#### Provided data ####

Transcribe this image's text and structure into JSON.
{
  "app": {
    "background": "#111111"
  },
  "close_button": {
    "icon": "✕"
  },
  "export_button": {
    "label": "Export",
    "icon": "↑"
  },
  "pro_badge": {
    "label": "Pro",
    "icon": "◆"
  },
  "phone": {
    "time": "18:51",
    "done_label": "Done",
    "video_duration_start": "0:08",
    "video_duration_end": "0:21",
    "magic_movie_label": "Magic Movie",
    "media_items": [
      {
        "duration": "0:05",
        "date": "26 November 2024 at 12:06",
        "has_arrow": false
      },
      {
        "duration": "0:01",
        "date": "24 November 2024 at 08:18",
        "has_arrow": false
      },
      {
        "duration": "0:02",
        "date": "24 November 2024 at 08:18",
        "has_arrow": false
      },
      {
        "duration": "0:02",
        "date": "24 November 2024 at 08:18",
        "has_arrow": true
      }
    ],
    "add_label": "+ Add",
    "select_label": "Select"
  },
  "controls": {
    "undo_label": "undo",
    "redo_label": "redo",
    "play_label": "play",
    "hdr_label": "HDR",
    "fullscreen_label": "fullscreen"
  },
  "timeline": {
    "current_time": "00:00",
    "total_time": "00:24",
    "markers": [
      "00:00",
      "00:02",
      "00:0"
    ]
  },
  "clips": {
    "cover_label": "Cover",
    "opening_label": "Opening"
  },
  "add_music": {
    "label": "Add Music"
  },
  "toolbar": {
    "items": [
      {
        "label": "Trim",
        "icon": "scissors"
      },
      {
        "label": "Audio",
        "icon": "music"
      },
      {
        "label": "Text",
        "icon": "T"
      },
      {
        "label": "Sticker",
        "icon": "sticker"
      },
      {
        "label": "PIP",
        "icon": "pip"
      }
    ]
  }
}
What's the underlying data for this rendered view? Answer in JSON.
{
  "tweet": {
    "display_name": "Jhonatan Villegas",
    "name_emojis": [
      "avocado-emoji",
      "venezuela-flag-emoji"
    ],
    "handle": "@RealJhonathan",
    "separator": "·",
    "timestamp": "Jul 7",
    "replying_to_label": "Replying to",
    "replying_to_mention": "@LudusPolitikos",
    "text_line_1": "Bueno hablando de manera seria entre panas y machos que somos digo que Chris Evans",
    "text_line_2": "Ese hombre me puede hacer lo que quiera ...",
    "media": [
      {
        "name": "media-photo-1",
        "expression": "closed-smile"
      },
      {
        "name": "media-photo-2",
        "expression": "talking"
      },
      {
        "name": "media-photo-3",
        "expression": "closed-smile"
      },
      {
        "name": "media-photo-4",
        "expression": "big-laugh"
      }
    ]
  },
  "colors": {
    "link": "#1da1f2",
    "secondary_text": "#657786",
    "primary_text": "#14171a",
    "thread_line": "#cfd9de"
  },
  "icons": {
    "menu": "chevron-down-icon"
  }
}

####

### Stated goal
Return, from the data, each line that has the word "expression" in it.

### Answer to this task
        "expression": "closed-smile"
        "expression": "talking"
        "expression": "closed-smile"
        "expression": "big-laugh"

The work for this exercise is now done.